>> Start DATA FOR THE TASK

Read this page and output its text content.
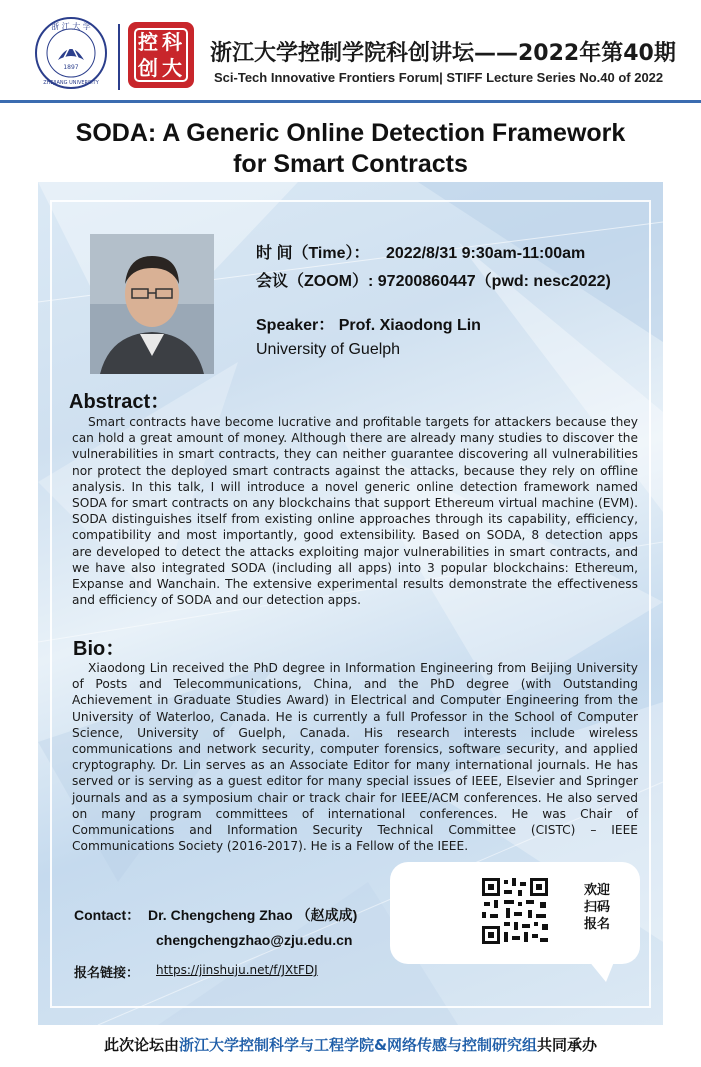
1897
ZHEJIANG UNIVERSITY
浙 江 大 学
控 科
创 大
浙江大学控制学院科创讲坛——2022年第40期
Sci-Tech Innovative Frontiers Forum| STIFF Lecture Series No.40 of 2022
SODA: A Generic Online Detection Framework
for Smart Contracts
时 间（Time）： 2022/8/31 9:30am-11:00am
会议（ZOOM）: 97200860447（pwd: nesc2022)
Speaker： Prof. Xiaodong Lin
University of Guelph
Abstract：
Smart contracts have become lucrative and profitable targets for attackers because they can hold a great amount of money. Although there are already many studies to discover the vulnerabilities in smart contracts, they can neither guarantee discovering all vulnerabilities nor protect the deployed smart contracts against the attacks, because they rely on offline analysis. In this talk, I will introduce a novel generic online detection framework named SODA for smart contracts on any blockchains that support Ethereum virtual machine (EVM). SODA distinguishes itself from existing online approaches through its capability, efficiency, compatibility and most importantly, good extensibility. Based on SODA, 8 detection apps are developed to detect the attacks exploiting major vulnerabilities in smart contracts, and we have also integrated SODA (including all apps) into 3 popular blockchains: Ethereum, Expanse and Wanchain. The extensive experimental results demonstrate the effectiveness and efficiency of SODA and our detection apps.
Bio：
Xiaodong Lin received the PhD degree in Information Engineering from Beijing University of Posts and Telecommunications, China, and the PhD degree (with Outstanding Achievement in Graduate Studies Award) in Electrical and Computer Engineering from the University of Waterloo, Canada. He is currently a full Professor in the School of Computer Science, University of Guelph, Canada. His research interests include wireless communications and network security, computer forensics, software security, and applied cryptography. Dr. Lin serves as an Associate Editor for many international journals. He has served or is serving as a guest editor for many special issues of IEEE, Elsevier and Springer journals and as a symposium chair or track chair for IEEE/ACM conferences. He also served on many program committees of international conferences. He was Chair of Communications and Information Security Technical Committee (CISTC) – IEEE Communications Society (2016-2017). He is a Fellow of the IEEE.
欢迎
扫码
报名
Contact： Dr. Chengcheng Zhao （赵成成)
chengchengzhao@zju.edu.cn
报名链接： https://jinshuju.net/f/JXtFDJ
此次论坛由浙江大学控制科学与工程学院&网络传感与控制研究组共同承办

>> End DATA FOR THE TASK

**WHAT YOU WILL DO**
Search the data above for the word "many", then gather each line in which it appears.

**ANSWER TO THIS PROBLEM**
Smart contracts have become lucrative and profitable targets for attackers because they can hold a great amount of money. Although there are already many studies to discover the vulnerabilities in smart contracts, they can neither guarantee discovering all vulnerabilities nor protect the deployed smart contracts against the attacks, because they rely on offline analysis. In this talk, I will introduce a novel generic online detection framework named SODA for smart contracts on any blockchains that support Ethereum virtual machine (EVM). SODA distinguishes itself from existing online approaches through its capability, efficiency, compatibility and most importantly, good extensibility. Based on SODA, 8 detection apps are developed to detect the attacks exploiting major vulnerabilities in smart contracts, and we have also integrated SODA (including all apps) into 3 popular blockchains: Ethereum, Expanse and Wanchain. The extensive experimental results demonstrate the effectiveness and efficiency of SODA and our detection apps.
Xiaodong Lin received the PhD degree in Information Engineering from Beijing University of Posts and Telecommunications, China, and the PhD degree (with Outstanding Achievement in Graduate Studies Award) in Electrical and Computer Engineering from the University of Waterloo, Canada. He is currently a full Professor in the School of Computer Science, University of Guelph, Canada. His research interests include wireless communications and network security, computer forensics, software security, and applied cryptography. Dr. Lin serves as an Associate Editor for many international journals. He has served or is serving as a guest editor for many special issues of IEEE, Elsevier and Springer journals and as a symposium chair or track chair for IEEE/ACM conferences. He also served on many program committees of international conferences. He was Chair of Communications and Information Security Technical Committee (CISTC) – IEEE Communications Society (2016-2017). He is a Fellow of the IEEE.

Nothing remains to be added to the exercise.